-- BEGIN ENTRIES PROVIDED --

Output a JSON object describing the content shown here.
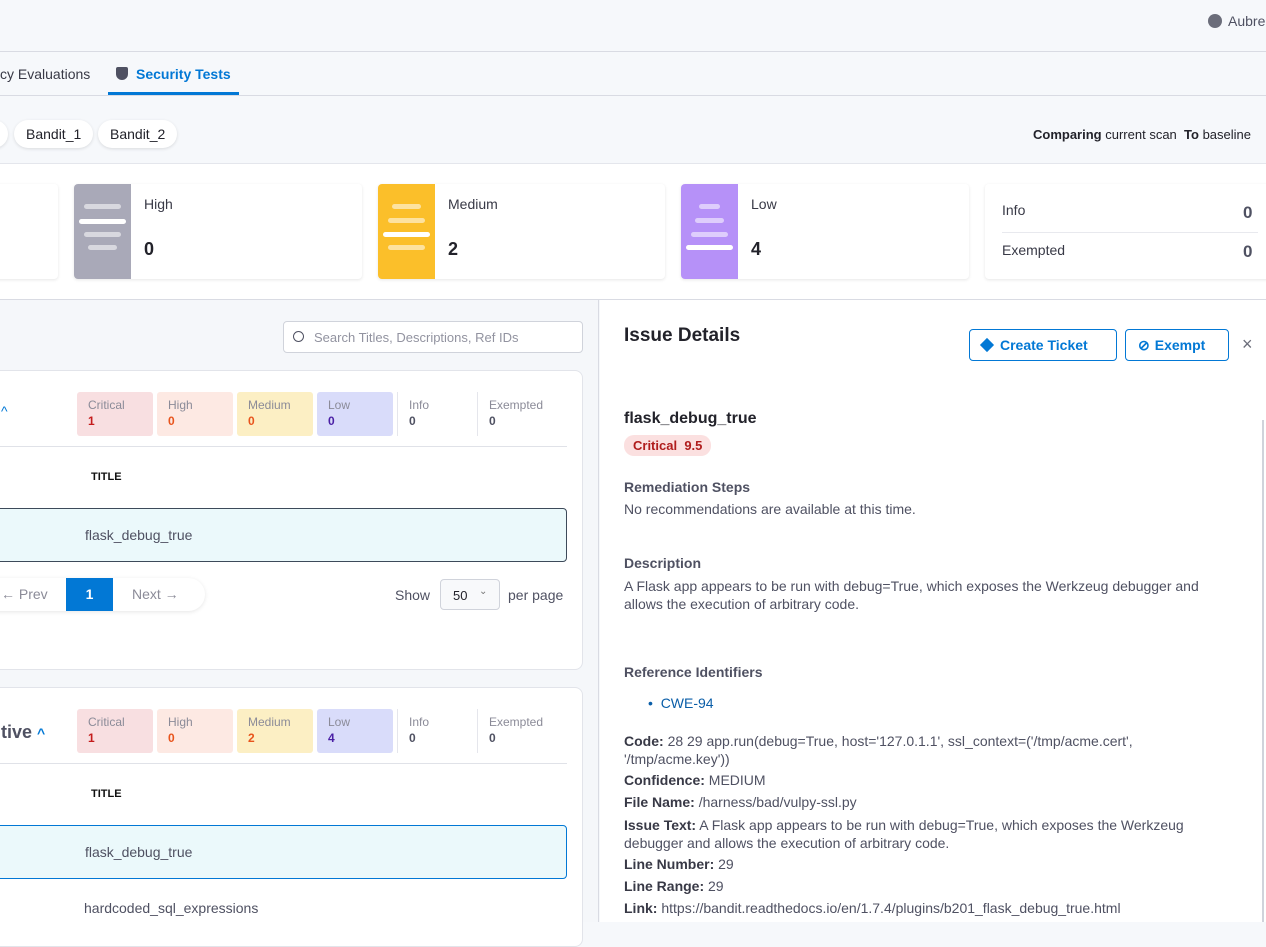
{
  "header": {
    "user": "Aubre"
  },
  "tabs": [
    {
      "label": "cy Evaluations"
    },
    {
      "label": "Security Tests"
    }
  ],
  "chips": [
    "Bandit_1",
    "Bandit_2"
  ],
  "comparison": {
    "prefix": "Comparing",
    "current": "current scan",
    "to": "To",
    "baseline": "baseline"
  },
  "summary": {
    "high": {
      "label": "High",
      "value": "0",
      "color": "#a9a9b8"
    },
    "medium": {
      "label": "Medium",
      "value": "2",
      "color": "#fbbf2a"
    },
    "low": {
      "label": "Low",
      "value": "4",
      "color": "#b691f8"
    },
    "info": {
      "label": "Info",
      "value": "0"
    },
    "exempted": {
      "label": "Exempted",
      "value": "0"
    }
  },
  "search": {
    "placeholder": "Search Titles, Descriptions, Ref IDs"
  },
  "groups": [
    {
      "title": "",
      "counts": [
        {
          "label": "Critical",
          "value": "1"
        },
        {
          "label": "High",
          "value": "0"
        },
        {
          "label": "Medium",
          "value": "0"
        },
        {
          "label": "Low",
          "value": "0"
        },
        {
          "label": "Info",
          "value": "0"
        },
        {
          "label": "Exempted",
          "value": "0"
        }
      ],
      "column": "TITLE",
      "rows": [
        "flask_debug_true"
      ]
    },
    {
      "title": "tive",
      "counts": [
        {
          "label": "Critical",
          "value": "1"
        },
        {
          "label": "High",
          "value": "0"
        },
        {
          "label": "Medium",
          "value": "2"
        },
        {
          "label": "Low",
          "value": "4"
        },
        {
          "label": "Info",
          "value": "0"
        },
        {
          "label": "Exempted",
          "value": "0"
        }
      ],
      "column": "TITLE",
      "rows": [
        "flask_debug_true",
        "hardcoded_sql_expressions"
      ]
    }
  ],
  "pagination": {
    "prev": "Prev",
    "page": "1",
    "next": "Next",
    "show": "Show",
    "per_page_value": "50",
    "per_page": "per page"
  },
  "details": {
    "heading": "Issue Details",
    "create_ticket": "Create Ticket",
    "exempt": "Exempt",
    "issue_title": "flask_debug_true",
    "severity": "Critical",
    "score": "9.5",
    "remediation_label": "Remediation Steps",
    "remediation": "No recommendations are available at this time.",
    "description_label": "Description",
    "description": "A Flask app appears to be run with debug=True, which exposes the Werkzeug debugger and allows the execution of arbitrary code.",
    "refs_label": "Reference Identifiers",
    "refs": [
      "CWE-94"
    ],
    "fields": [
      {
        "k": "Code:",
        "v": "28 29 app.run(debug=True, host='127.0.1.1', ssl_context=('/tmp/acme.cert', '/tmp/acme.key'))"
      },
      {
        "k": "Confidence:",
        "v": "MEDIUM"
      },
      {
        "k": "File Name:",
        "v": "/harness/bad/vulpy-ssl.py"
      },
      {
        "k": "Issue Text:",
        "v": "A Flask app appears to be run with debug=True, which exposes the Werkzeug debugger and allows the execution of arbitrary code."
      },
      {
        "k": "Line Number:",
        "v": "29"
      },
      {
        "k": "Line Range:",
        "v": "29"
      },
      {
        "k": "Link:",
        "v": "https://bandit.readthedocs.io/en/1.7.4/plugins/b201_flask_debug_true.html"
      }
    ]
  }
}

-- END ENTRIES PROVIDED --
-- BEGIN ENTRIES PROVIDED --

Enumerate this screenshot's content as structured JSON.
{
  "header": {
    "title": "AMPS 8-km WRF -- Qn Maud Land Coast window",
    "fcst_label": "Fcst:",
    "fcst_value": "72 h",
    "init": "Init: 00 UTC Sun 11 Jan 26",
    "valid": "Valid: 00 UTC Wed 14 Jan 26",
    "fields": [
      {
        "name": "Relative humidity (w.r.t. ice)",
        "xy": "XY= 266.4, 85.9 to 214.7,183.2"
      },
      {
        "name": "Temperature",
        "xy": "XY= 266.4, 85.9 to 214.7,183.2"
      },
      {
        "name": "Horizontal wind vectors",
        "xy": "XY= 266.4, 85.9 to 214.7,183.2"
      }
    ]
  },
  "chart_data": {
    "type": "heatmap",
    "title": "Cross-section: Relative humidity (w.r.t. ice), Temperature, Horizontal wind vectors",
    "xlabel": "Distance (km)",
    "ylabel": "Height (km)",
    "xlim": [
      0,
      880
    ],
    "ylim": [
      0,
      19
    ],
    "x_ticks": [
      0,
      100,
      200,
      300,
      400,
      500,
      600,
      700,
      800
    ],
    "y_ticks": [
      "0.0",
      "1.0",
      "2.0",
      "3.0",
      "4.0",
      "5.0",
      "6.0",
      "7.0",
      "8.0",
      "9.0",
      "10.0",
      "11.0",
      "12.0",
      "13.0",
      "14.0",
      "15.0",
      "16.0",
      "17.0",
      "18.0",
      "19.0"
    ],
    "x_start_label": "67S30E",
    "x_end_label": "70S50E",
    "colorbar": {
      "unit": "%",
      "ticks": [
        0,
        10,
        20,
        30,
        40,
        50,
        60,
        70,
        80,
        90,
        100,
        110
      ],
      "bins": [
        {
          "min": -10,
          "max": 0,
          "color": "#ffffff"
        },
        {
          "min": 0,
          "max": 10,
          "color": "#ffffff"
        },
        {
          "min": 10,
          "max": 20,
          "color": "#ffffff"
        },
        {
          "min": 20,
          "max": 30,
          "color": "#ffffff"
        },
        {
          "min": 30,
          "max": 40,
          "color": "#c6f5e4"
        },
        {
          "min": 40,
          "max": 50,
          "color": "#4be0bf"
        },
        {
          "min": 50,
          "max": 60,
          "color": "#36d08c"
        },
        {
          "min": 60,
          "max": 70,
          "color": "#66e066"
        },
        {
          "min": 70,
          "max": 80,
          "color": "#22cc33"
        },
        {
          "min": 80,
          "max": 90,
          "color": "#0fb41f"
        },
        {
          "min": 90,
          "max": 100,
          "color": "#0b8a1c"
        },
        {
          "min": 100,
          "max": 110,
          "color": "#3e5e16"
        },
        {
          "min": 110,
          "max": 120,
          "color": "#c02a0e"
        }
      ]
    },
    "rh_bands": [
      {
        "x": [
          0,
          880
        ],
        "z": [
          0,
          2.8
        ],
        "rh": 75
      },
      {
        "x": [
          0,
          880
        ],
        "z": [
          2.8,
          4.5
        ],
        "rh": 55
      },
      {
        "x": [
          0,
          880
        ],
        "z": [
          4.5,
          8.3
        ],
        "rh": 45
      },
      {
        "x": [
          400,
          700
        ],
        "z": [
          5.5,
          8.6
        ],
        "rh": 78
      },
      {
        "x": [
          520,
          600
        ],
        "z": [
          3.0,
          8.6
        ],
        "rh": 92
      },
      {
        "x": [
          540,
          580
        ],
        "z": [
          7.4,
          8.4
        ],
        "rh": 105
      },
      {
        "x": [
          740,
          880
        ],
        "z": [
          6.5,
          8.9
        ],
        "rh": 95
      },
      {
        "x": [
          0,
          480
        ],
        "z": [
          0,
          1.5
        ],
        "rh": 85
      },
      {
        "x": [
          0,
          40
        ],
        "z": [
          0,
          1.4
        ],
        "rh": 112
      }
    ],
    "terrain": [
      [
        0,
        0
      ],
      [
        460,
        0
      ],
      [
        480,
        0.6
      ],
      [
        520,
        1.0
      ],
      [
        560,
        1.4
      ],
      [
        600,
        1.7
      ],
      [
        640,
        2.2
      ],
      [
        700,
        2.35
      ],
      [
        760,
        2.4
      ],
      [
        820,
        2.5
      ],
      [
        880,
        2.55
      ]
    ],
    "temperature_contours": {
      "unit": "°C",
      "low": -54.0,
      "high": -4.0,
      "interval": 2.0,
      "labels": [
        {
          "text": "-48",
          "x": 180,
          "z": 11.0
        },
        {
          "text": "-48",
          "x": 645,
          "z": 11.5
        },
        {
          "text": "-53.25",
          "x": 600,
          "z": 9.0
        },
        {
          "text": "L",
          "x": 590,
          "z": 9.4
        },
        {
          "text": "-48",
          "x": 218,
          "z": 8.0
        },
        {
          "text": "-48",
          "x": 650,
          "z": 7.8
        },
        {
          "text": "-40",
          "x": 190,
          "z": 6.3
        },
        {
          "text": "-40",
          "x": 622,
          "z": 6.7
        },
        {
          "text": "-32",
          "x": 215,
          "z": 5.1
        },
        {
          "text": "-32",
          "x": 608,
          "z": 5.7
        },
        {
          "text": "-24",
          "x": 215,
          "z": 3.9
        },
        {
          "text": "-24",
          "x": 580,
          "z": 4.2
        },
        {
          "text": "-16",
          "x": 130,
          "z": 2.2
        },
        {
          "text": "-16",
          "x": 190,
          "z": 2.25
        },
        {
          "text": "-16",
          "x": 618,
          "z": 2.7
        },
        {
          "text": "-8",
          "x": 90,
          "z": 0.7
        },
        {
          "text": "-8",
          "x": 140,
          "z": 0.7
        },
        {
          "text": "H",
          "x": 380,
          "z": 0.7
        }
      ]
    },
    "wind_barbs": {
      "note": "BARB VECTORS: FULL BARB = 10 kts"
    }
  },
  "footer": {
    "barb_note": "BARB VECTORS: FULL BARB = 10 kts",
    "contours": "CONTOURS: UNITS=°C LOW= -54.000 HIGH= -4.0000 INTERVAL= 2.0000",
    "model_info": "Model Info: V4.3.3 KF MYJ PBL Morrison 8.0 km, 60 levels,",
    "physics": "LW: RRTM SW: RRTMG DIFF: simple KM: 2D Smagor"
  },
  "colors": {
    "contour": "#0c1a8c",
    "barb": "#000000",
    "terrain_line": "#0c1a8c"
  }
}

-- END ENTRIES PROVIDED --
-- BEGIN ENTRIES PROVIDED --

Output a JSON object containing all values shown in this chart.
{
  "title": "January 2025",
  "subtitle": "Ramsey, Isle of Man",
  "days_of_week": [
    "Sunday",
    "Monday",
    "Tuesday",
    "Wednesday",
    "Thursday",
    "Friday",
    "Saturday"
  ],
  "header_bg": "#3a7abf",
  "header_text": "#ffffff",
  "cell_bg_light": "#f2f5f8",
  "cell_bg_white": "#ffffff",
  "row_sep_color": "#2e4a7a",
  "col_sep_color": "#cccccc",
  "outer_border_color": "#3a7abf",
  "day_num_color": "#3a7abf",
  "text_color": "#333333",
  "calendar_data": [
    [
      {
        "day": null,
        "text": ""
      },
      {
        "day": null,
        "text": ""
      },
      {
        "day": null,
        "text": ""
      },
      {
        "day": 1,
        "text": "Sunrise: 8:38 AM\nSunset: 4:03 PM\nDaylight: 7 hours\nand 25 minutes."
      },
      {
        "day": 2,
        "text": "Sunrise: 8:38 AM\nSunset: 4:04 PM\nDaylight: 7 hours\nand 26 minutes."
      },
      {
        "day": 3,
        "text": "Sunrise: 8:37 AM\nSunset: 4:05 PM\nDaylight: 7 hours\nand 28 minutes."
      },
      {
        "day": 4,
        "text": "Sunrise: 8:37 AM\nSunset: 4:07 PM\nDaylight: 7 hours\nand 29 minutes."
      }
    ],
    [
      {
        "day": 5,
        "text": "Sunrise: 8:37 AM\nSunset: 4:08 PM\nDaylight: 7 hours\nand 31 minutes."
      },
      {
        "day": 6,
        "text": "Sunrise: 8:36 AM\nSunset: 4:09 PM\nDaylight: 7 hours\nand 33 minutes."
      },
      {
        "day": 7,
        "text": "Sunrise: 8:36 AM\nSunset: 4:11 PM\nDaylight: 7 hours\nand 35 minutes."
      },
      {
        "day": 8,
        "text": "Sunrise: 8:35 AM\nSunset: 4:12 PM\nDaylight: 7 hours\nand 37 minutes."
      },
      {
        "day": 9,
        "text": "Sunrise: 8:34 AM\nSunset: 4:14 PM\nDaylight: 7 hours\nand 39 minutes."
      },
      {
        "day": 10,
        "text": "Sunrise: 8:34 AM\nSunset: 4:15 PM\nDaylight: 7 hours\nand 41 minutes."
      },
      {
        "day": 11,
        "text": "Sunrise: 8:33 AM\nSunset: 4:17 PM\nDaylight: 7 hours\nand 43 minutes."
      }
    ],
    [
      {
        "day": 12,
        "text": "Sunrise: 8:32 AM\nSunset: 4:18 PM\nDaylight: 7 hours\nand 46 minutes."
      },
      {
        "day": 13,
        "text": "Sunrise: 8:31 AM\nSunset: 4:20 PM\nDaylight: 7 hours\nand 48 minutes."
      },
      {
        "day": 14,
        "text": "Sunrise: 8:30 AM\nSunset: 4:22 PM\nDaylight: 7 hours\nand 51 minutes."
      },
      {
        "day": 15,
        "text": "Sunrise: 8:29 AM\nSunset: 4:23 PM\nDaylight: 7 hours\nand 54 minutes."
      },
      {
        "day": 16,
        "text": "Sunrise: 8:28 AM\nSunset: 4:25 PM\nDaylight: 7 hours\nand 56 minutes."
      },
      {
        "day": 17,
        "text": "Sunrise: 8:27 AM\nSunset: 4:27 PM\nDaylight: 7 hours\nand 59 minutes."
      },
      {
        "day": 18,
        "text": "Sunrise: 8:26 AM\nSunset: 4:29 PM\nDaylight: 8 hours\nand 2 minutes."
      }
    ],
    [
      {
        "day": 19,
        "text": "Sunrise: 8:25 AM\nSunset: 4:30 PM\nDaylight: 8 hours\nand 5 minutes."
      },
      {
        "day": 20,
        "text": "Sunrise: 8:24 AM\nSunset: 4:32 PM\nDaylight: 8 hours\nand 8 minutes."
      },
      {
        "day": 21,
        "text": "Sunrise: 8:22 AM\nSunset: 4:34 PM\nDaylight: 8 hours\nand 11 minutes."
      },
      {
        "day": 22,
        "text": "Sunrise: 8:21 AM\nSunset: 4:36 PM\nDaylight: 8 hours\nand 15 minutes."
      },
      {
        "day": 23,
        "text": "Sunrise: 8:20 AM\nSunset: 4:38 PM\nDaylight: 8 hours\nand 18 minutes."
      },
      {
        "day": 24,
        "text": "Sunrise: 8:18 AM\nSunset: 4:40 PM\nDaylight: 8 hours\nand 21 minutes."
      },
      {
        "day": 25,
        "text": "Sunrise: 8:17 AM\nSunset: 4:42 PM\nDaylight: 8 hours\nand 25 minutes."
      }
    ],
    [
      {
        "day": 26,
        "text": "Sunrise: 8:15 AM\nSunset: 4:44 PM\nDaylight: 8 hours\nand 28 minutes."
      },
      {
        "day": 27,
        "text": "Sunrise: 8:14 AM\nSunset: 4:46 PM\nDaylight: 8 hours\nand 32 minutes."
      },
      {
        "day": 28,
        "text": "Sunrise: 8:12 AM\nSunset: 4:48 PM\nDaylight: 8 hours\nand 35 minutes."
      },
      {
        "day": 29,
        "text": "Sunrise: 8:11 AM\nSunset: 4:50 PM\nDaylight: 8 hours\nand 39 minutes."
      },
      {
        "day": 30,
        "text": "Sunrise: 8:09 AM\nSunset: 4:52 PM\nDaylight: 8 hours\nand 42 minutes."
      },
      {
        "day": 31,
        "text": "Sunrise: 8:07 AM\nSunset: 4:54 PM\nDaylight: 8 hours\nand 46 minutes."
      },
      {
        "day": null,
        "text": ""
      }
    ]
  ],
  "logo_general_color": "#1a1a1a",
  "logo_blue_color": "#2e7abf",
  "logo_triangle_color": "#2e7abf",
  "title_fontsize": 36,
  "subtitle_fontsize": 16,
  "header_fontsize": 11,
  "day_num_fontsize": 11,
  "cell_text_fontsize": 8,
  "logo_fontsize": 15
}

-- END ENTRIES PROVIDED --

§ **TASK GOAL**
Scan the records above for the string "shown", then select every line that holds it.

§ **EXPECTED ANSWER**
Output a JSON object describing the content shown here.
Output a JSON object containing all values shown in this chart.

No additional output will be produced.